> _DATA FOR THIS TASK_
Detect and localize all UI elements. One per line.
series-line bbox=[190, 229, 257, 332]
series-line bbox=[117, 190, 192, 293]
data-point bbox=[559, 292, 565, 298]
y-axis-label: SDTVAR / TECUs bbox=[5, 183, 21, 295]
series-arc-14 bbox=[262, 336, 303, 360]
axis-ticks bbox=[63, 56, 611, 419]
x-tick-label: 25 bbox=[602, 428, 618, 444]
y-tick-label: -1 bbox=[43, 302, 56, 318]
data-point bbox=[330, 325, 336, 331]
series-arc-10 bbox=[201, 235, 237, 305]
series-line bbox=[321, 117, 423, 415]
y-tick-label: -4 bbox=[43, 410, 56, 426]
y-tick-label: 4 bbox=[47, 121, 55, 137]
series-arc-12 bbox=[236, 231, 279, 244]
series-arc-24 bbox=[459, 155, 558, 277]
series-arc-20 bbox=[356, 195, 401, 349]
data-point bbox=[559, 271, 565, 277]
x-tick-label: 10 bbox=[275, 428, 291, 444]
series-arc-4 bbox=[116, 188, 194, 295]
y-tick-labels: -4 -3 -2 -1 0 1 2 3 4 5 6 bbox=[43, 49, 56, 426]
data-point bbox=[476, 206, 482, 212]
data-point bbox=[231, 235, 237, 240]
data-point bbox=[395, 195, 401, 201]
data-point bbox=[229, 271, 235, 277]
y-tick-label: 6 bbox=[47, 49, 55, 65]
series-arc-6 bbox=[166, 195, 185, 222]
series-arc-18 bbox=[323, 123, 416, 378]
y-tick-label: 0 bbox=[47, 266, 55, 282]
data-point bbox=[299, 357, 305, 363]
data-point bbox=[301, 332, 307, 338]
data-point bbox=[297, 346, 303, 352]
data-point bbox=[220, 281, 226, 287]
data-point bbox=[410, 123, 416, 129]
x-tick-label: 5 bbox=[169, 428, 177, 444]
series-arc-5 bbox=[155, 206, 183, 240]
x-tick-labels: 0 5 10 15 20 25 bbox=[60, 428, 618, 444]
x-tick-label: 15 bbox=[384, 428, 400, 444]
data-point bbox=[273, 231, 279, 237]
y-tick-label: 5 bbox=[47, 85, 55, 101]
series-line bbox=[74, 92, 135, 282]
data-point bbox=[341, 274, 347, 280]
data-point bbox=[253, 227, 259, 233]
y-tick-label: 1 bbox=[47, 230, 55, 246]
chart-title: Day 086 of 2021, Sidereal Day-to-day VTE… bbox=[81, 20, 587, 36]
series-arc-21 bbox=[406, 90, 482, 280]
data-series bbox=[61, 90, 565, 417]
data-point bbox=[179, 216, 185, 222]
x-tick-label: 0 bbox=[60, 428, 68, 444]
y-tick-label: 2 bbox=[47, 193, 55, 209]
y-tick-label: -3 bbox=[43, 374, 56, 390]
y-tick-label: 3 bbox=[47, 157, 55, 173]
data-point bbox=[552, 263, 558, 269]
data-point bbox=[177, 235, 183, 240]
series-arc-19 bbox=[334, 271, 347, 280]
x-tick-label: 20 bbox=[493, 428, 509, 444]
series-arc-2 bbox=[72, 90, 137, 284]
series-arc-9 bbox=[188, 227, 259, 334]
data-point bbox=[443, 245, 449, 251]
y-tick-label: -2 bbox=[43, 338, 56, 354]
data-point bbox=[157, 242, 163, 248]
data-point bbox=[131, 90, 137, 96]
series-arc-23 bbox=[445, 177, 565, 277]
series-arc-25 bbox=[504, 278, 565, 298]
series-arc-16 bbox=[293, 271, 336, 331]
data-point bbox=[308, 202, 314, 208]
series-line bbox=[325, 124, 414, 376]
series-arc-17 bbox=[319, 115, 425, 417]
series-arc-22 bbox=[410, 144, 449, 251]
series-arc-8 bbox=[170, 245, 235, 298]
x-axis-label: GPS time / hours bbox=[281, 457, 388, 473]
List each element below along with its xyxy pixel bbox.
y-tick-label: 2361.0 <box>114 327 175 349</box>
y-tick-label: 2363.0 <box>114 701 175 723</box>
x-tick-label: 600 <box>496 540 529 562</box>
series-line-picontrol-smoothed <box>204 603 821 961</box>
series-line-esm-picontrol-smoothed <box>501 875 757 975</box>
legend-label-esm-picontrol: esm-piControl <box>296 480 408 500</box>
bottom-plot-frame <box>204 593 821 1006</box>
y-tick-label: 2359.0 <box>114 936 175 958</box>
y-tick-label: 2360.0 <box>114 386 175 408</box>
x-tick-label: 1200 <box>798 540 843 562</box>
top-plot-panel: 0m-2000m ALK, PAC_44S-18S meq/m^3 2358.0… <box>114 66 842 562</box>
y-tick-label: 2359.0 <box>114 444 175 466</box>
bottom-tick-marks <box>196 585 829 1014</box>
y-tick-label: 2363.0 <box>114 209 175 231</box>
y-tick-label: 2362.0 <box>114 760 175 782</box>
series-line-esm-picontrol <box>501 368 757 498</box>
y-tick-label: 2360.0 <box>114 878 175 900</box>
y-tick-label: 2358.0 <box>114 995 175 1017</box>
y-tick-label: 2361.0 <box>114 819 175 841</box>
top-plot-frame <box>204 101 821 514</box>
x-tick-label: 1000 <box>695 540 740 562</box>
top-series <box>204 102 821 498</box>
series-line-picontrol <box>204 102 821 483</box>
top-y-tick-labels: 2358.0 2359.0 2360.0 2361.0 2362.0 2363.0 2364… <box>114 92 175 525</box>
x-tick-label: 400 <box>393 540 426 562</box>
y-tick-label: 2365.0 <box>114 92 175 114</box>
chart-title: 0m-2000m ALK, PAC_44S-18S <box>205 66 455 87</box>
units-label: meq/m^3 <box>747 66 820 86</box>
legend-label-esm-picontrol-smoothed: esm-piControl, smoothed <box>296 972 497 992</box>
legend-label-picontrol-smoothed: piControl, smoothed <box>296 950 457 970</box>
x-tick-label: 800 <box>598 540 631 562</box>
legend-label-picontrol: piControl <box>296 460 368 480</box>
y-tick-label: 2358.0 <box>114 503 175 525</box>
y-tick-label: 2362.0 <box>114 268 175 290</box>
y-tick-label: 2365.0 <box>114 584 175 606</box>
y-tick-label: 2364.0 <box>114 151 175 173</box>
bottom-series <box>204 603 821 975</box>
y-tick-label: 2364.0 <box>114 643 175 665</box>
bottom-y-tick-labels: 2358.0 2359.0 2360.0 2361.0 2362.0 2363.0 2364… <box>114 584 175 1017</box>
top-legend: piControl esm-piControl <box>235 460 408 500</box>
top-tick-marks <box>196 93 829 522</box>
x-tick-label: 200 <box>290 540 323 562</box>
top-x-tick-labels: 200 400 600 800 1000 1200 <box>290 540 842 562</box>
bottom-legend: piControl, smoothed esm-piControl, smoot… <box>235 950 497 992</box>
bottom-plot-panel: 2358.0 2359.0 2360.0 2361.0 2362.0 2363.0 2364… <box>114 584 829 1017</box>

> _EXERCISE AIM_
Update all the rows above by replacing every "data-point" with "marker", changing nothing else.

> _OUTPUT FOR THIS TASK_
Detect and localize all UI elements. One per line.
series-line bbox=[190, 229, 257, 332]
series-line bbox=[117, 190, 192, 293]
marker bbox=[559, 292, 565, 298]
y-axis-label: SDTVAR / TECUs bbox=[5, 183, 21, 295]
series-arc-14 bbox=[262, 336, 303, 360]
axis-ticks bbox=[63, 56, 611, 419]
x-tick-label: 25 bbox=[602, 428, 618, 444]
y-tick-label: -1 bbox=[43, 302, 56, 318]
marker bbox=[330, 325, 336, 331]
series-arc-10 bbox=[201, 235, 237, 305]
series-line bbox=[321, 117, 423, 415]
y-tick-label: -4 bbox=[43, 410, 56, 426]
y-tick-label: 4 bbox=[47, 121, 55, 137]
series-arc-12 bbox=[236, 231, 279, 244]
series-arc-24 bbox=[459, 155, 558, 277]
series-arc-20 bbox=[356, 195, 401, 349]
marker bbox=[559, 271, 565, 277]
x-tick-label: 10 bbox=[275, 428, 291, 444]
series-arc-4 bbox=[116, 188, 194, 295]
y-tick-labels: -4 -3 -2 -1 0 1 2 3 4 5 6 bbox=[43, 49, 56, 426]
marker bbox=[476, 206, 482, 212]
marker bbox=[231, 235, 237, 240]
marker bbox=[395, 195, 401, 201]
marker bbox=[229, 271, 235, 277]
y-tick-label: 6 bbox=[47, 49, 55, 65]
series-arc-6 bbox=[166, 195, 185, 222]
series-arc-18 bbox=[323, 123, 416, 378]
y-tick-label: 0 bbox=[47, 266, 55, 282]
marker bbox=[299, 357, 305, 363]
marker bbox=[301, 332, 307, 338]
marker bbox=[297, 346, 303, 352]
marker bbox=[220, 281, 226, 287]
marker bbox=[410, 123, 416, 129]
x-tick-label: 5 bbox=[169, 428, 177, 444]
series-arc-5 bbox=[155, 206, 183, 240]
x-tick-labels: 0 5 10 15 20 25 bbox=[60, 428, 618, 444]
x-tick-label: 15 bbox=[384, 428, 400, 444]
marker bbox=[273, 231, 279, 237]
y-tick-label: 5 bbox=[47, 85, 55, 101]
series-line bbox=[74, 92, 135, 282]
marker bbox=[341, 274, 347, 280]
marker bbox=[253, 227, 259, 233]
y-tick-label: 1 bbox=[47, 230, 55, 246]
chart-title: Day 086 of 2021, Sidereal Day-to-day VTE… bbox=[81, 20, 587, 36]
series-arc-21 bbox=[406, 90, 482, 280]
data-series bbox=[61, 90, 565, 417]
marker bbox=[179, 216, 185, 222]
x-tick-label: 0 bbox=[60, 428, 68, 444]
y-tick-label: 2 bbox=[47, 193, 55, 209]
y-tick-label: -3 bbox=[43, 374, 56, 390]
y-tick-label: 3 bbox=[47, 157, 55, 173]
marker bbox=[552, 263, 558, 269]
marker bbox=[177, 235, 183, 240]
series-arc-19 bbox=[334, 271, 347, 280]
x-tick-label: 20 bbox=[493, 428, 509, 444]
series-arc-2 bbox=[72, 90, 137, 284]
series-arc-9 bbox=[188, 227, 259, 334]
marker bbox=[443, 245, 449, 251]
y-tick-label: -2 bbox=[43, 338, 56, 354]
marker bbox=[157, 242, 163, 248]
marker bbox=[131, 90, 137, 96]
series-arc-23 bbox=[445, 177, 565, 277]
series-arc-25 bbox=[504, 278, 565, 298]
series-arc-16 bbox=[293, 271, 336, 331]
marker bbox=[308, 202, 314, 208]
series-line bbox=[325, 124, 414, 376]
series-arc-17 bbox=[319, 115, 425, 417]
series-arc-22 bbox=[410, 144, 449, 251]
series-arc-8 bbox=[170, 245, 235, 298]
x-axis-label: GPS time / hours bbox=[281, 457, 388, 473]
List each element below along with its xyxy pixel bbox.
y-tick-label: 2361.0 <box>114 327 175 349</box>
y-tick-label: 2363.0 <box>114 701 175 723</box>
x-tick-label: 600 <box>496 540 529 562</box>
series-line-picontrol-smoothed <box>204 603 821 961</box>
series-line-esm-picontrol-smoothed <box>501 875 757 975</box>
legend-label-esm-picontrol: esm-piControl <box>296 480 408 500</box>
bottom-plot-frame <box>204 593 821 1006</box>
y-tick-label: 2359.0 <box>114 936 175 958</box>
y-tick-label: 2360.0 <box>114 386 175 408</box>
x-tick-label: 1200 <box>798 540 843 562</box>
top-plot-panel: 0m-2000m ALK, PAC_44S-18S meq/m^3 2358.0… <box>114 66 842 562</box>
y-tick-label: 2359.0 <box>114 444 175 466</box>
bottom-tick-marks <box>196 585 829 1014</box>
y-tick-label: 2363.0 <box>114 209 175 231</box>
y-tick-label: 2362.0 <box>114 760 175 782</box>
series-line-esm-picontrol <box>501 368 757 498</box>
y-tick-label: 2360.0 <box>114 878 175 900</box>
y-tick-label: 2358.0 <box>114 995 175 1017</box>
y-tick-label: 2361.0 <box>114 819 175 841</box>
top-plot-frame <box>204 101 821 514</box>
x-tick-label: 1000 <box>695 540 740 562</box>
top-series <box>204 102 821 498</box>
series-line-picontrol <box>204 102 821 483</box>
top-y-tick-labels: 2358.0 2359.0 2360.0 2361.0 2362.0 2363.0 2364… <box>114 92 175 525</box>
x-tick-label: 400 <box>393 540 426 562</box>
y-tick-label: 2365.0 <box>114 92 175 114</box>
chart-title: 0m-2000m ALK, PAC_44S-18S <box>205 66 455 87</box>
units-label: meq/m^3 <box>747 66 820 86</box>
legend-label-esm-picontrol-smoothed: esm-piControl, smoothed <box>296 972 497 992</box>
legend-label-picontrol-smoothed: piControl, smoothed <box>296 950 457 970</box>
x-tick-label: 800 <box>598 540 631 562</box>
legend-label-picontrol: piControl <box>296 460 368 480</box>
y-tick-label: 2358.0 <box>114 503 175 525</box>
y-tick-label: 2362.0 <box>114 268 175 290</box>
y-tick-label: 2365.0 <box>114 584 175 606</box>
y-tick-label: 2364.0 <box>114 151 175 173</box>
bottom-series <box>204 603 821 975</box>
y-tick-label: 2364.0 <box>114 643 175 665</box>
bottom-y-tick-labels: 2358.0 2359.0 2360.0 2361.0 2362.0 2363.0 2364… <box>114 584 175 1017</box>
top-legend: piControl esm-piControl <box>235 460 408 500</box>
top-tick-marks <box>196 93 829 522</box>
x-tick-label: 200 <box>290 540 323 562</box>
top-x-tick-labels: 200 400 600 800 1000 1200 <box>290 540 842 562</box>
bottom-legend: piControl, smoothed esm-piControl, smoot… <box>235 950 497 992</box>
bottom-plot-panel: 2358.0 2359.0 2360.0 2361.0 2362.0 2363.0 2364… <box>114 584 829 1017</box>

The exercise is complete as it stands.